* **Task instructions**
Each line below must be set down exactly; omit any image you find.

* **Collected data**
• • • •

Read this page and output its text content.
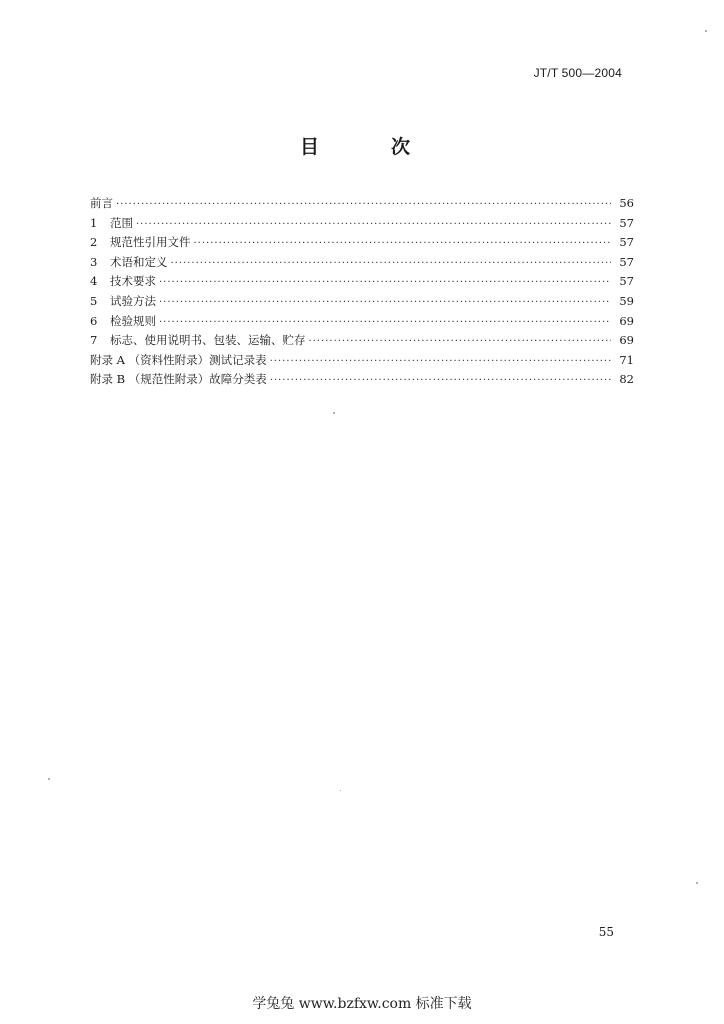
JT/T 500—2004
目	次
前言 ·····	56
1	范围 ·····	57
2	规范性引用文件 ·····	57
3	术语和定义 ·····	57
4	技术要求 ·····	57
5	试验方法 ·····	59
6	检验规则 ·····	69
7	标志、使用说明书、包装、运输、贮存 ·····	69
附录 A （资料性附录）测试记录表 ·····	71
附录 B （规范性附录）故障分类表 ·····	82
55
学兔兔 www.bzfxw.com 标准下载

• • • •

* **Completed exercise**
Read this page and output its text content.
JT/T 500—2004
目	次
前言 ·····	56
1	范围 ·····	57
2	规范性引用文件 ·····	57
3	术语和定义 ·····	57
4	技术要求 ·····	57
5	试验方法 ·····	59
6	检验规则 ·····	69
7	标志、使用说明书、包装、运输、贮存 ·····	69
附录 A （资料性附录）测试记录表 ·····	71
附录 B （规范性附录）故障分类表 ·····	82
55
学兔兔 www.bzfxw.com 标准下载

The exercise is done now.